WORK TO DO: For the data below, work out how many lines include the string "объекта" and report only the number.

Stored records:
+ + + + + + +
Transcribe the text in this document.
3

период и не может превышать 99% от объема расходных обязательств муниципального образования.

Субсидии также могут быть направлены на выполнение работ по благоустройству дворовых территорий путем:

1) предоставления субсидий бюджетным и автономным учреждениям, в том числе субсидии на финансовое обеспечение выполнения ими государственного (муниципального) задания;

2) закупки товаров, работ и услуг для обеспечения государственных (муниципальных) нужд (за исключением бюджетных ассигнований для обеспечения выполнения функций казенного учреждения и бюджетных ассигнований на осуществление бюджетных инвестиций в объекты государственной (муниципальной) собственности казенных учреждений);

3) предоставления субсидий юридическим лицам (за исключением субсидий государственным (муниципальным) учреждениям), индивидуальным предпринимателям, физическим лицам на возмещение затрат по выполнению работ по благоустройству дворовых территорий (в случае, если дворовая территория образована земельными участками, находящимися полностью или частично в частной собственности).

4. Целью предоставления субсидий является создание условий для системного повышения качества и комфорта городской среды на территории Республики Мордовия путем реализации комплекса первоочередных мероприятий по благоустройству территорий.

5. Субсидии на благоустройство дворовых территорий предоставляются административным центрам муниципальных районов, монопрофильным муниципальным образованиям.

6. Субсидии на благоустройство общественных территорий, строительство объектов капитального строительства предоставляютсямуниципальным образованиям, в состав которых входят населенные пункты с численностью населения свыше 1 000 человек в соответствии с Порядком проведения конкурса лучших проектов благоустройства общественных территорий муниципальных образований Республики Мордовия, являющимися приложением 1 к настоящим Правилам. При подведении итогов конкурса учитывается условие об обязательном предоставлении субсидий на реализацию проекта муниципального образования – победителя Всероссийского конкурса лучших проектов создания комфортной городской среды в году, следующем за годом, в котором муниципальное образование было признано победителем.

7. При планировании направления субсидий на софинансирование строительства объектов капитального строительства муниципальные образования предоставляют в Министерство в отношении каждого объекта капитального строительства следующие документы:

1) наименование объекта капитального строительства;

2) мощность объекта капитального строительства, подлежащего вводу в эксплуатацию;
+ + + + + + +
EXPECTED ANSWER: 3